Repeat the records below exactly.

Stored data:
····················
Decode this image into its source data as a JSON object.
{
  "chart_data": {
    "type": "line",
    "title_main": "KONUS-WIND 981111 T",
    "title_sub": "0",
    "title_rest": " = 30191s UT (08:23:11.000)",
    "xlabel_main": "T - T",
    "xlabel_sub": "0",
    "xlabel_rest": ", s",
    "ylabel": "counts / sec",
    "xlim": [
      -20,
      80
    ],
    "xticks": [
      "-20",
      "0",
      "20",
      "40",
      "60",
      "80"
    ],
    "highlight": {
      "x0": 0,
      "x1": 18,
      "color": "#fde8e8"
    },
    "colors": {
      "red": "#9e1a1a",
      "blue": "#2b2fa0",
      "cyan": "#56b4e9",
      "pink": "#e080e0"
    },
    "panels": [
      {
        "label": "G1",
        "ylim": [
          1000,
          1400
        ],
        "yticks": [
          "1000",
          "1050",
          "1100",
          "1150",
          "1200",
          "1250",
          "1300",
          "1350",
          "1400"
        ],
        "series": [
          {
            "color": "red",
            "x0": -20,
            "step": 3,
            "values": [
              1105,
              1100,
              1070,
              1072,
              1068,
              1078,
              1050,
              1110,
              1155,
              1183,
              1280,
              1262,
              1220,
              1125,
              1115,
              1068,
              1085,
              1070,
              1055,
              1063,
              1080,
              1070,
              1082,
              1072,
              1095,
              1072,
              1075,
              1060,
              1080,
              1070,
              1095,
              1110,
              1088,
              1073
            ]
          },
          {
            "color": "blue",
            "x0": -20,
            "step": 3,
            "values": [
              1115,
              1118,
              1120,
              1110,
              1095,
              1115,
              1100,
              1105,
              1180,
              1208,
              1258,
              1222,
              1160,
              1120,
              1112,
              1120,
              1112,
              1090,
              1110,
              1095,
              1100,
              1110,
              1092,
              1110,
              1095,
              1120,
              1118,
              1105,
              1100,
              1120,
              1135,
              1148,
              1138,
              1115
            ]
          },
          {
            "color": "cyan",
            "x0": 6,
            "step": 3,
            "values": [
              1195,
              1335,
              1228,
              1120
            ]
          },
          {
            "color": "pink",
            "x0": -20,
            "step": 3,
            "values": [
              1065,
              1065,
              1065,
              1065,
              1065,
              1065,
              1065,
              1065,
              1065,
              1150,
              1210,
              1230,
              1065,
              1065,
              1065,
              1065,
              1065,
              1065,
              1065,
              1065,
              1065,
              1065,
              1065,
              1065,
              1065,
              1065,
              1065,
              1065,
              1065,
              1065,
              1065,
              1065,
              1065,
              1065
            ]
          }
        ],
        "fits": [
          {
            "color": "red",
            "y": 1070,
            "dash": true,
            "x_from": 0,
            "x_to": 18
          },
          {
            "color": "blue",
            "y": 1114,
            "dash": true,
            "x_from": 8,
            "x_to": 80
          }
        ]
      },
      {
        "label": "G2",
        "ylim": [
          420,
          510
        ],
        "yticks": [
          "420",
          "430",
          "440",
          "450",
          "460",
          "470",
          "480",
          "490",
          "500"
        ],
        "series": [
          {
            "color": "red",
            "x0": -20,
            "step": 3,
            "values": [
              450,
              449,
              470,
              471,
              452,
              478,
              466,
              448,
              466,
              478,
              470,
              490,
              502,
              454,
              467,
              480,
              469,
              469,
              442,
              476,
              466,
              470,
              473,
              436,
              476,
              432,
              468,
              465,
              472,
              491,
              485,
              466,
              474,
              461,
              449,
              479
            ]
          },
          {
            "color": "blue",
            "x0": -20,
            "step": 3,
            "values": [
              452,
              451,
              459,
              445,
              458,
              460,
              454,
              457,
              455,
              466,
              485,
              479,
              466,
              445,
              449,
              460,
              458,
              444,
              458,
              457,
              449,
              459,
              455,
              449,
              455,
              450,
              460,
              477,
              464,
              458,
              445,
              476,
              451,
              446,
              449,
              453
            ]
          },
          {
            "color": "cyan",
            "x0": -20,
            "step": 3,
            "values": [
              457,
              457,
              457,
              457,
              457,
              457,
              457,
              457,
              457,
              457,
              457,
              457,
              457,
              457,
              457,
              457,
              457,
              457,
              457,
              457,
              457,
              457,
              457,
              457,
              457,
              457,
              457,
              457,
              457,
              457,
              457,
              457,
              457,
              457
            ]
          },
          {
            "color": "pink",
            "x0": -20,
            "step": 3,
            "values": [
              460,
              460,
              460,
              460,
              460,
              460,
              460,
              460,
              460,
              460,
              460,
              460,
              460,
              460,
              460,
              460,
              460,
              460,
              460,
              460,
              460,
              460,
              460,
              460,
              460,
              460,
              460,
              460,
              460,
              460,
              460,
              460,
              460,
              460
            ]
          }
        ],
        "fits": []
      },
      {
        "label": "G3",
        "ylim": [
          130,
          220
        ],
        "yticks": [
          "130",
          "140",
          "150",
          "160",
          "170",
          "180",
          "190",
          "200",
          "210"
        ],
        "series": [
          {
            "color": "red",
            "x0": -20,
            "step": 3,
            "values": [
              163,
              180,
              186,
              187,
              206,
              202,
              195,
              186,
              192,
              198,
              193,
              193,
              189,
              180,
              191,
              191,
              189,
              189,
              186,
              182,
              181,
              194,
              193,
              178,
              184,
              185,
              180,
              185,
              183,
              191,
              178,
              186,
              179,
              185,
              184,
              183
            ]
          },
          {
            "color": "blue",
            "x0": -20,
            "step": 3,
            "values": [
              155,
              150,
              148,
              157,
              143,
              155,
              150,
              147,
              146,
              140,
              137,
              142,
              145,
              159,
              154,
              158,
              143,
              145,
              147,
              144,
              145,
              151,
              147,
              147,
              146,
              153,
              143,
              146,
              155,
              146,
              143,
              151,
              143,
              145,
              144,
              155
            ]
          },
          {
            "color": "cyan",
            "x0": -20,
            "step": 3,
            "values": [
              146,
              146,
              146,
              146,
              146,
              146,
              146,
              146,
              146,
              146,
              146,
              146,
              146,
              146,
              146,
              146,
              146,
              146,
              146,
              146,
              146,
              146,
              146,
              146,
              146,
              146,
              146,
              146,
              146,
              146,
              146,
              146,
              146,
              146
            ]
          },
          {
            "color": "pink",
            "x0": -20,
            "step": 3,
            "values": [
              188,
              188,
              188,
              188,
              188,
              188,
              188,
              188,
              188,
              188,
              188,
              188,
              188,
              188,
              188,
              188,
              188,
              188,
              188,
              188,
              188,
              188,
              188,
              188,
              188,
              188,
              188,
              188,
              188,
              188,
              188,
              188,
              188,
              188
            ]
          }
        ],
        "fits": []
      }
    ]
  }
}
····················
--- RIGHT ANSWER ---
Decode this image into its source data as a JSON object.
{
  "chart_data": {
    "type": "line",
    "title_main": "KONUS-WIND 981111 T",
    "title_sub": "0",
    "title_rest": " = 30191s UT (08:23:11.000)",
    "xlabel_main": "T - T",
    "xlabel_sub": "0",
    "xlabel_rest": ", s",
    "ylabel": "counts / sec",
    "xlim": [
      -20,
      80
    ],
    "xticks": [
      "-20",
      "0",
      "20",
      "40",
      "60",
      "80"
    ],
    "highlight": {
      "x0": 0,
      "x1": 18,
      "color": "#fde8e8"
    },
    "colors": {
      "red": "#9e1a1a",
      "blue": "#2b2fa0",
      "cyan": "#56b4e9",
      "pink": "#e080e0"
    },
    "panels": [
      {
        "label": "G1",
        "ylim": [
          1000,
          1400
        ],
        "yticks": [
          "1000",
          "1050",
          "1100",
          "1150",
          "1200",
          "1250",
          "1300",
          "1350",
          "1400"
        ],
        "series": [
          {
            "color": "red",
            "x0": -20,
            "step": 3,
            "values": [
              1105,
              1100,
              1070,
              1072,
              1068,
              1078,
              1050,
              1110,
              1155,
              1183,
              1280,
              1262,
              1220,
              1125,
              1115,
              1068,
              1085,
              1070,
              1055,
              1063,
              1080,
              1070,
              1082,
              1072,
              1095,
              1072,
              1075,
              1060,
              1080,
              1070,
              1095,
              1110,
              1088,
              1073
            ]
          },
          {
            "color": "blue",
            "x0": -20,
            "step": 3,
            "values": [
              1115,
              1118,
              1120,
              1110,
              1095,
              1115,
              1100,
              1105,
              1180,
              1208,
              1258,
              1222,
              1160,
              1120,
              1112,
              1120,
              1112,
              1090,
              1110,
              1095,
              1100,
              1110,
              1092,
              1110,
              1095,
              1120,
              1118,
              1105,
              1100,
              1120,
              1135,
              1148,
              1138,
              1115
            ]
          },
          {
            "color": "cyan",
            "x0": 6,
            "step": 3,
            "values": [
              1195,
              1335,
              1228,
              1120
            ]
          },
          {
            "color": "pink",
            "x0": -20,
            "step": 3,
            "values": [
              1065,
              1065,
              1065,
              1065,
              1065,
              1065,
              1065,
              1065,
              1065,
              1150,
              1210,
              1230,
              1065,
              1065,
              1065,
              1065,
              1065,
              1065,
              1065,
              1065,
              1065,
              1065,
              1065,
              1065,
              1065,
              1065,
              1065,
              1065,
              1065,
              1065,
              1065,
              1065,
              1065,
              1065
            ]
          }
        ],
        "fits": [
          {
            "color": "red",
            "y": 1070,
            "dash": true,
            "x_from": 0,
            "x_to": 18
          },
          {
            "color": "blue",
            "y": 1114,
            "dash": true,
            "x_from": 8,
            "x_to": 80
          }
        ]
      },
      {
        "label": "G2",
        "ylim": [
          420,
          510
        ],
        "yticks": [
          "420",
          "430",
          "440",
          "450",
          "460",
          "470",
          "480",
          "490",
          "500"
        ],
        "series": [
          {
            "color": "red",
            "x0": -20,
            "step": 3,
            "values": [
              450,
              449,
              470,
              471,
              452,
              478,
              466,
              448,
              466,
              478,
              470,
              490,
              502,
              454,
              467,
              480,
              469,
              469,
              442,
              476,
              466,
              470,
              473,
              436,
              476,
              432,
              468,
              465,
              472,
              491,
              485,
              466,
              474,
              461,
              449,
              479
            ]
          },
          {
            "color": "blue",
            "x0": -20,
            "step": 3,
            "values": [
              452,
              451,
              459,
              445,
              458,
              460,
              454,
              457,
              455,
              466,
              485,
              479,
              466,
              445,
              449,
              460,
              458,
              444,
              458,
              457,
              449,
              459,
              455,
              449,
              455,
              450,
              460,
              477,
              464,
              458,
              445,
              476,
              451,
              446,
              449,
              453
            ]
          },
          {
            "color": "cyan",
            "x0": -20,
            "step": 3,
            "values": [
              457,
              457,
              457,
              457,
              457,
              457,
              457,
              457,
              457,
              457,
              457,
              457,
              457,
              457,
              457,
              457,
              457,
              457,
              457,
              457,
              457,
              457,
              457,
              457,
              457,
              457,
              457,
              457,
              457,
              457,
              457,
              457,
              457,
              457
            ]
          },
          {
            "color": "pink",
            "x0": -20,
            "step": 3,
            "values": [
              460,
              460,
              460,
              460,
              460,
              460,
              460,
              460,
              460,
              460,
              460,
              460,
              460,
              460,
              460,
              460,
              460,
              460,
              460,
              460,
              460,
              460,
              460,
              460,
              460,
              460,
              460,
              460,
              460,
              460,
              460,
              460,
              460,
              460
            ]
          }
        ],
        "fits": []
      },
      {
        "label": "G3",
        "ylim": [
          130,
          220
        ],
        "yticks": [
          "130",
          "140",
          "150",
          "160",
          "170",
          "180",
          "190",
          "200",
          "210"
        ],
        "series": [
          {
            "color": "red",
            "x0": -20,
            "step": 3,
            "values": [
              163,
              180,
              186,
              187,
              206,
              202,
              195,
              186,
              192,
              198,
              193,
              193,
              189,
              180,
              191,
              191,
              189,
              189,
              186,
              182,
              181,
              194,
              193,
              178,
              184,
              185,
              180,
              185,
              183,
              191,
              178,
              186,
              179,
              185,
              184,
              183
            ]
          },
          {
            "color": "blue",
            "x0": -20,
            "step": 3,
            "values": [
              155,
              150,
              148,
              157,
              143,
              155,
              150,
              147,
              146,
              140,
              137,
              142,
              145,
              159,
              154,
              158,
              143,
              145,
              147,
              144,
              145,
              151,
              147,
              147,
              146,
              153,
              143,
              146,
              155,
              146,
              143,
              151,
              143,
              145,
              144,
              155
            ]
          },
          {
            "color": "cyan",
            "x0": -20,
            "step": 3,
            "values": [
              146,
              146,
              146,
              146,
              146,
              146,
              146,
              146,
              146,
              146,
              146,
              146,
              146,
              146,
              146,
              146,
              146,
              146,
              146,
              146,
              146,
              146,
              146,
              146,
              146,
              146,
              146,
              146,
              146,
              146,
              146,
              146,
              146,
              146
            ]
          },
          {
            "color": "pink",
            "x0": -20,
            "step": 3,
            "values": [
              188,
              188,
              188,
              188,
              188,
              188,
              188,
              188,
              188,
              188,
              188,
              188,
              188,
              188,
              188,
              188,
              188,
              188,
              188,
              188,
              188,
              188,
              188,
              188,
              188,
              188,
              188,
              188,
              188,
              188,
              188,
              188,
              188,
              188
            ]
          }
        ],
        "fits": []
      }
    ]
  }
}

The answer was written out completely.